----- Entries supplied -----

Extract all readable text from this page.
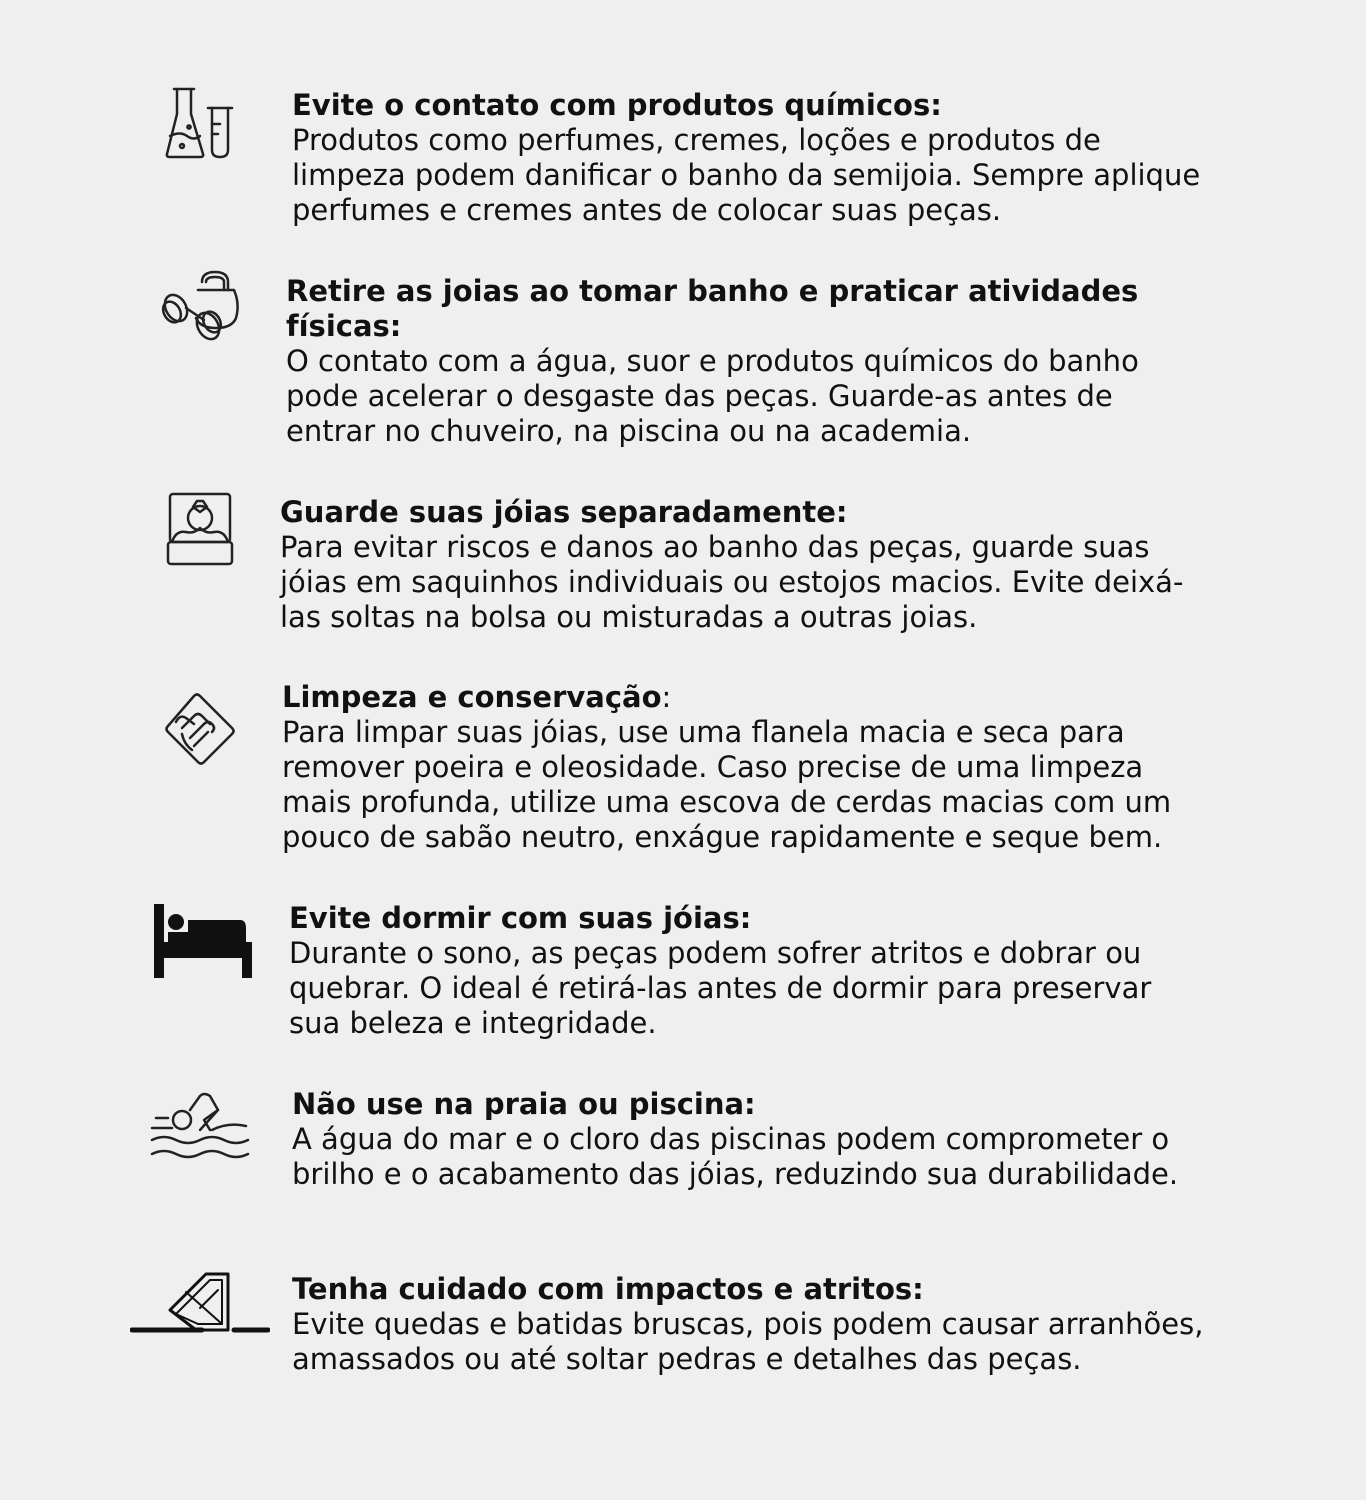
Evite o contato com produtos químicos:
Produtos como perfumes, cremes, loções e produtos de limpeza podem danificar o banho da semijoia. Sempre aplique perfumes e cremes antes de colocar suas peças.
Retire as joias ao tomar banho e praticar atividades físicas:
O contato com a água, suor e produtos químicos do banho pode acelerar o desgaste das peças. Guarde-as antes de entrar no chuveiro, na piscina ou na academia.
Guarde suas jóias separadamente:
Para evitar riscos e danos ao banho das peças, guarde suas jóias em saquinhos individuais ou estojos macios. Evite deixá-las soltas na bolsa ou misturadas a outras joias.
Limpeza e conservação:
Para limpar suas jóias, use uma flanela macia e seca para remover poeira e oleosidade. Caso precise de uma limpeza mais profunda, utilize uma escova de cerdas macias com um pouco de sabão neutro, enxágue rapidamente e seque bem.
Evite dormir com suas jóias:
Durante o sono, as peças podem sofrer atritos e dobrar ou quebrar. O ideal é retirá-las antes de dormir para preservar sua beleza e integridade.
Não use na praia ou piscina:
A água do mar e o cloro das piscinas podem comprometer o brilho e o acabamento das jóias, reduzindo sua durabilidade.
Tenha cuidado com impactos e atritos:
Evite quedas e batidas bruscas, pois podem causar arranhões, amassados ou até soltar pedras e detalhes das peças.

-----

Task directions:
Repeat the preceding records precisely, and leave every picture out of the copy.

Output for this task:
Extract all readable text from this page.
Evite o contato com produtos químicos:
Produtos como perfumes, cremes, loções e produtos de limpeza podem danificar o banho da semijoia. Sempre aplique perfumes e cremes antes de colocar suas peças.
Retire as joias ao tomar banho e praticar atividades físicas:
O contato com a água, suor e produtos químicos do banho pode acelerar o desgaste das peças. Guarde-as antes de entrar no chuveiro, na piscina ou na academia.
Guarde suas jóias separadamente:
Para evitar riscos e danos ao banho das peças, guarde suas jóias em saquinhos individuais ou estojos macios. Evite deixá-las soltas na bolsa ou misturadas a outras joias.
Limpeza e conservação:
Para limpar suas jóias, use uma flanela macia e seca para remover poeira e oleosidade. Caso precise de uma limpeza mais profunda, utilize uma escova de cerdas macias com um pouco de sabão neutro, enxágue rapidamente e seque bem.
Evite dormir com suas jóias:
Durante o sono, as peças podem sofrer atritos e dobrar ou quebrar. O ideal é retirá-las antes de dormir para preservar sua beleza e integridade.
Não use na praia ou piscina:
A água do mar e o cloro das piscinas podem comprometer o brilho e o acabamento das jóias, reduzindo sua durabilidade.
Tenha cuidado com impactos e atritos:
Evite quedas e batidas bruscas, pois podem causar arranhões, amassados ou até soltar pedras e detalhes das peças.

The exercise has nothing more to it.